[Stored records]

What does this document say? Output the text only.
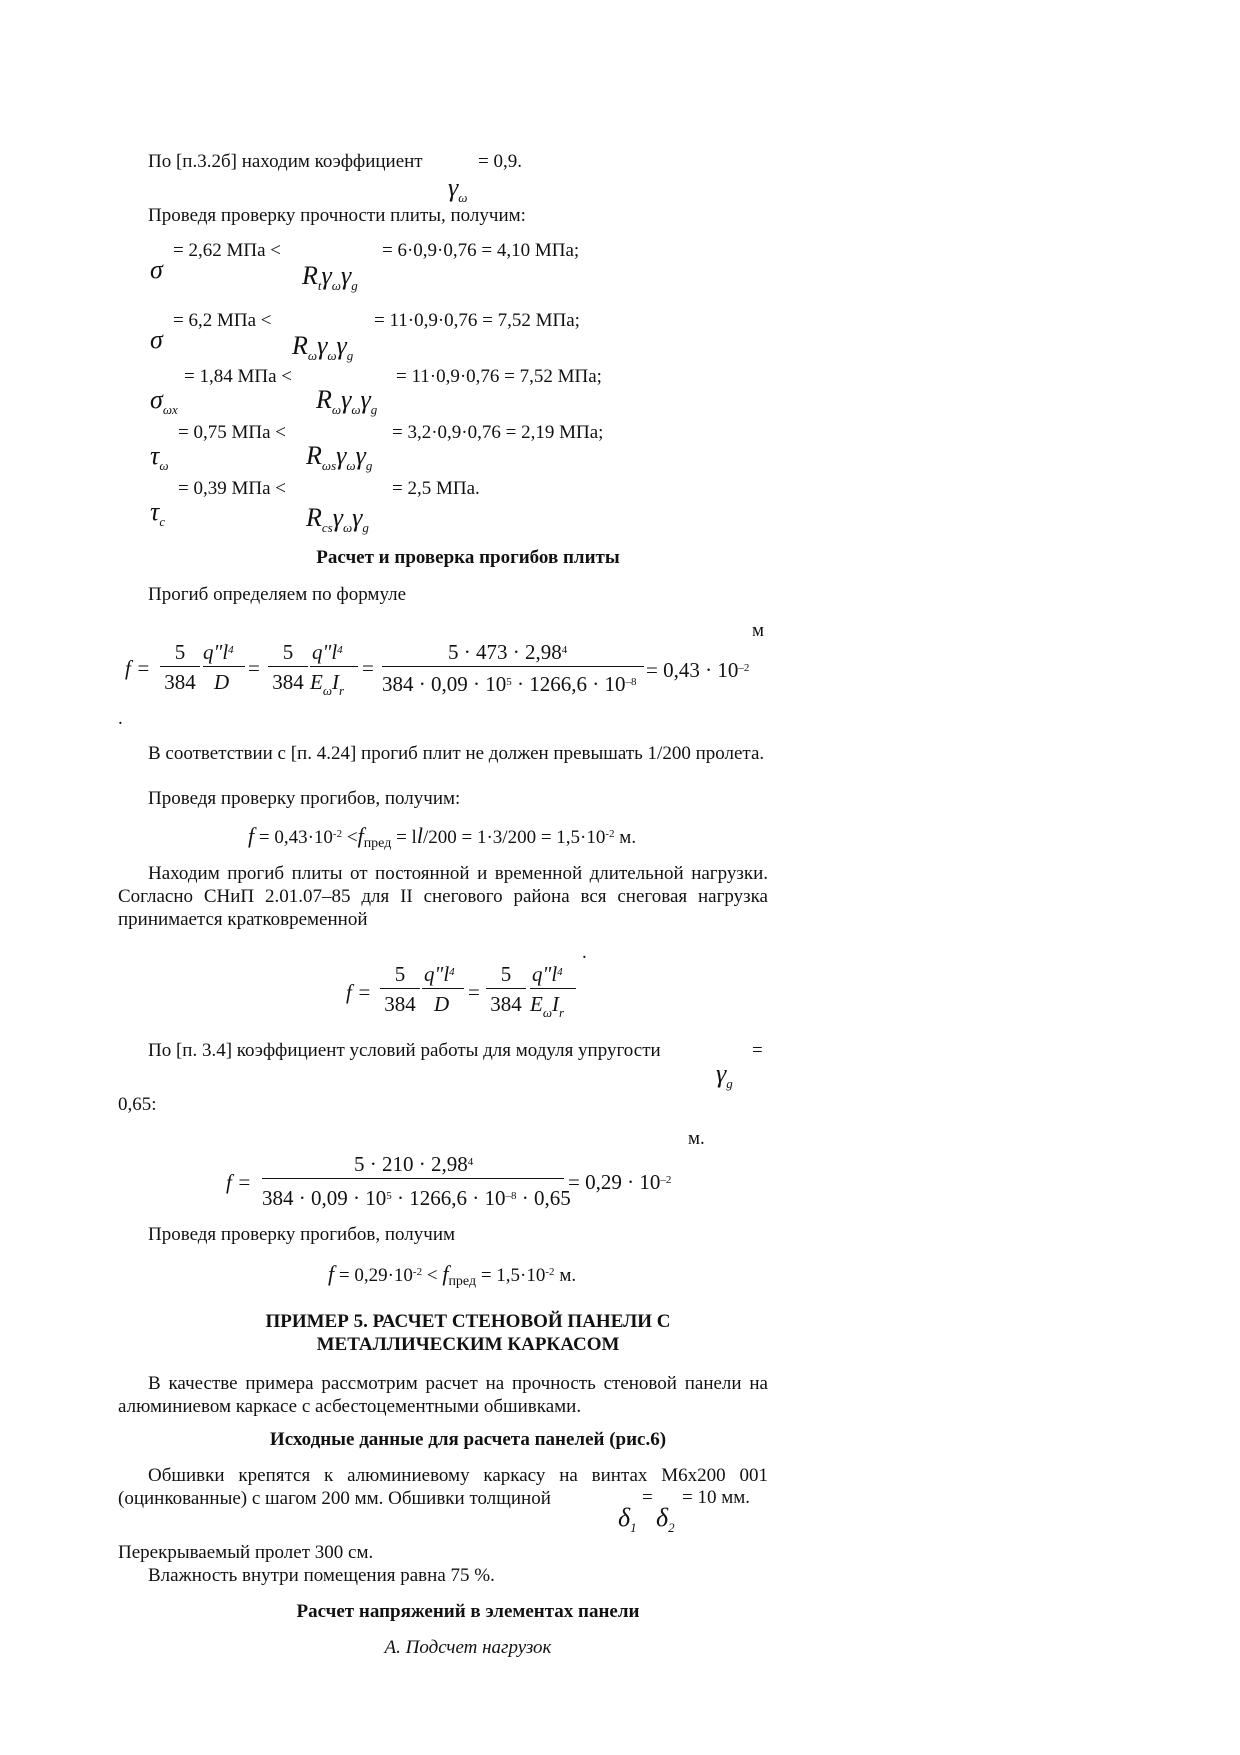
По [п.3.2б] находим коэффициент	= 0,9.
$\gamma_\omega$
Проведя проверку прочности плиты, получим:
= 2,62 МПа <	= 6·0,9·0,76 = 4,10 МПа;
σ	$R_t\gamma_\omega\gamma_g$
= 6,2 МПа <	= 11·0,9·0,76 = 7,52 МПа;
σ	$R_\omega\gamma_\omega\gamma_g$
= 1,84 МПа <	= 11·0,9·0,76 = 7,52 МПа;
$\sigma_{\omega x}$	$R_\omega\gamma_\omega\gamma_g$
= 0,75 МПа <	= 3,2·0,9·0,76 = 2,19 МПа;
$\tau_\omega$	$R_{\omega s}\gamma_\omega\gamma_g$
= 0,39 МПа <	= 2,5 МПа.
$\tau_c$	$R_{cs}\gamma_\omega\gamma_g$
Расчет и проверка прогибов плиты
Прогиб определяем по формуле
м
f =
5
384
$q"l^4$
D
=
5
384
$q"l^4$
$E_\omega I_r$
=
$5 \cdot 473 \cdot 2,98^4$
$384 \cdot 0,09 \cdot 10^5 \cdot 1266,6 \cdot 10^{-8} = 0,43 \cdot 10^{-2}$
.
В соответствии с [п. 4.24] прогиб плит не должен превышать 1/200 пролета.
Проведя проверку прогибов, получим:
$f = 0,43\cdot 10^{-2} <f_{пред} = ll/200 = 1\cdot 3/200 = 1,5\cdot 10^{-2}$ м.
Находим прогиб плиты от постоянной и временной длительной нагрузки. Согласно СНиП 2.01.07–85 для II снегового района вся снеговая нагрузка принимается кратковременной
.
f =
5
384
$q"l^4$
D =
5
384
$q"l^4$
$E_\omega I_r$
По [п. 3.4] коэффициент условий работы для модуля упругости	=
$\gamma_g$
0,65:
м.
f =
$5 \cdot 210 \cdot 2,98^4$
$384 \cdot 0,09 \cdot 10^5 \cdot 1266,6 \cdot 10^{-8} \cdot 0,65$
= $0,29 \cdot 10^{-2}$
Проведя проверку прогибов, получим
$f = 0,29\cdot 10^{-2} < f_{пред} = 1,5\cdot 10^{-2}$ м.
ПРИМЕР 5. РАСЧЕТ СТЕНОВОЙ ПАНЕЛИ С
МЕТАЛЛИЧЕСКИМ КАРКАСОМ
В качестве примера рассмотрим расчет на прочность стеновой панели на алюминиевом каркасе с асбестоцементными обшивками.
Исходные данные для расчета панелей (рис.6)
Обшивки крепятся к алюминиевому каркасу на винтах М6х200 001 (оцинкованные) с шагом 200 мм. Обшивки толщиной	= = 10 мм.
$\delta_1$ $\delta_2$
Перекрываемый пролет 300 см.
Влажность внутри помещения равна 75 %.
Расчет напряжений в элементах панели
А. Подсчет нагрузок
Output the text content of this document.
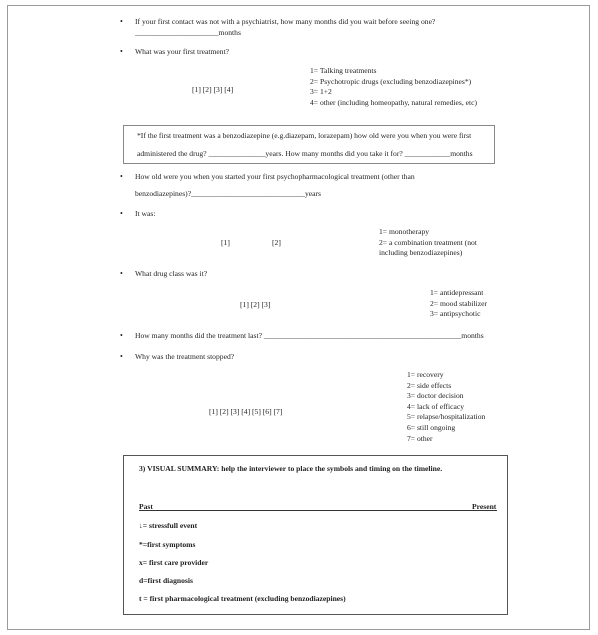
• If your first contact was not with a psychiatrist, how many months did you wait before seeing one?
______________________months
• What was your first treatment?
[1] [2] [3] [4]
1= Talking treatments
2= Psychotropic drugs (excluding benzodiazepines*)
3= 1+2
4= other (including homeopathy, natural remedies, etc)
*If the first treatment was a benzodiazepine (e.g.diazepam, lorazepam) how old were you when you were first
administered the drug? _______________years. How many months did you take it for? ____________months
• How old were you when you started your first psychopharmacological treatment (other than
benzodiazepines)?______________________________years
• It was:
[1]	[2]
1= monotherapy
2= a combination treatment (not
including benzodiazepines)
• What drug class was it?
[1] [2] [3]
1= antidepressant
2= mood stabilizer
3= antipsychotic
• How many months did the treatment last? ____________________________________________________months
• Why was the treatment stopped?
[1] [2] [3] [4] [5] [6] [7]
1= recovery
2= side effects
3= doctor decision
4= lack of efficacy
5= relapse/hospitalization
6= still ongoing
7= other
3) VISUAL SUMMARY: help the interviewer to place the symbols and timing on the timeline.
Past	Present
↓= stressfull event
*=first symptoms
x= first care provider
d=first diagnosis
t = first pharmacological treatment (excluding benzodiazepines)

TASK TO CARRY OUT
Output the data above without changes, apart from leaving out the pictures.

OUTPUT
What does this document say? Output the text only.
По [п.3.2б] находим коэффициент	= 0,9.
$\gamma_\omega$
Проведя проверку прочности плиты, получим:
= 2,62 МПа <	= 6·0,9·0,76 = 4,10 МПа;
σ	$R_t\gamma_\omega\gamma_g$
= 6,2 МПа <	= 11·0,9·0,76 = 7,52 МПа;
σ	$R_\omega\gamma_\omega\gamma_g$
= 1,84 МПа <	= 11·0,9·0,76 = 7,52 МПа;
$\sigma_{\omega x}$	$R_\omega\gamma_\omega\gamma_g$
= 0,75 МПа <	= 3,2·0,9·0,76 = 2,19 МПа;
$\tau_\omega$	$R_{\omega s}\gamma_\omega\gamma_g$
= 0,39 МПа <	= 2,5 МПа.
$\tau_c$	$R_{cs}\gamma_\omega\gamma_g$
Расчет и проверка прогибов плиты
Прогиб определяем по формуле
м
f =
5
384
$q"l^4$
D
=
5
384
$q"l^4$
$E_\omega I_r$
=
$5 \cdot 473 \cdot 2,98^4$
$384 \cdot 0,09 \cdot 10^5 \cdot 1266,6 \cdot 10^{-8} = 0,43 \cdot 10^{-2}$
.
В соответствии с [п. 4.24] прогиб плит не должен превышать 1/200 пролета.
Проведя проверку прогибов, получим:
$f = 0,43\cdot 10^{-2} <f_{пред} = ll/200 = 1\cdot 3/200 = 1,5\cdot 10^{-2}$ м.
Находим прогиб плиты от постоянной и временной длительной нагрузки. Согласно СНиП 2.01.07–85 для II снегового района вся снеговая нагрузка принимается кратковременной
.
f =
5
384
$q"l^4$
D =
5
384
$q"l^4$
$E_\omega I_r$
По [п. 3.4] коэффициент условий работы для модуля упругости	=
$\gamma_g$
0,65:
м.
f =
$5 \cdot 210 \cdot 2,98^4$
$384 \cdot 0,09 \cdot 10^5 \cdot 1266,6 \cdot 10^{-8} \cdot 0,65$
= $0,29 \cdot 10^{-2}$
Проведя проверку прогибов, получим
$f = 0,29\cdot 10^{-2} < f_{пред} = 1,5\cdot 10^{-2}$ м.
ПРИМЕР 5. РАСЧЕТ СТЕНОВОЙ ПАНЕЛИ С
МЕТАЛЛИЧЕСКИМ КАРКАСОМ
В качестве примера рассмотрим расчет на прочность стеновой панели на алюминиевом каркасе с асбестоцементными обшивками.
Исходные данные для расчета панелей (рис.6)
Обшивки крепятся к алюминиевому каркасу на винтах М6х200 001 (оцинкованные) с шагом 200 мм. Обшивки толщиной	= = 10 мм.
$\delta_1$ $\delta_2$
Перекрываемый пролет 300 см.
Влажность внутри помещения равна 75 %.
Расчет напряжений в элементах панели
А. Подсчет нагрузок
Output the text content of this document.
• If your first contact was not with a psychiatrist, how many months did you wait before seeing one?
______________________months
• What was your first treatment?
[1] [2] [3] [4]
1= Talking treatments
2= Psychotropic drugs (excluding benzodiazepines*)
3= 1+2
4= other (including homeopathy, natural remedies, etc)
*If the first treatment was a benzodiazepine (e.g.diazepam, lorazepam) how old were you when you were first
administered the drug? _______________years. How many months did you take it for? ____________months
• How old were you when you started your first psychopharmacological treatment (other than
benzodiazepines)?______________________________years
• It was:
[1]	[2]
1= monotherapy
2= a combination treatment (not
including benzodiazepines)
• What drug class was it?
[1] [2] [3]
1= antidepressant
2= mood stabilizer
3= antipsychotic
• How many months did the treatment last? ____________________________________________________months
• Why was the treatment stopped?
[1] [2] [3] [4] [5] [6] [7]
1= recovery
2= side effects
3= doctor decision
4= lack of efficacy
5= relapse/hospitalization
6= still ongoing
7= other
3) VISUAL SUMMARY: help the interviewer to place the symbols and timing on the timeline.
Past	Present
↓= stressfull event
*=first symptoms
x= first care provider
d=first diagnosis
t = first pharmacological treatment (excluding benzodiazepines)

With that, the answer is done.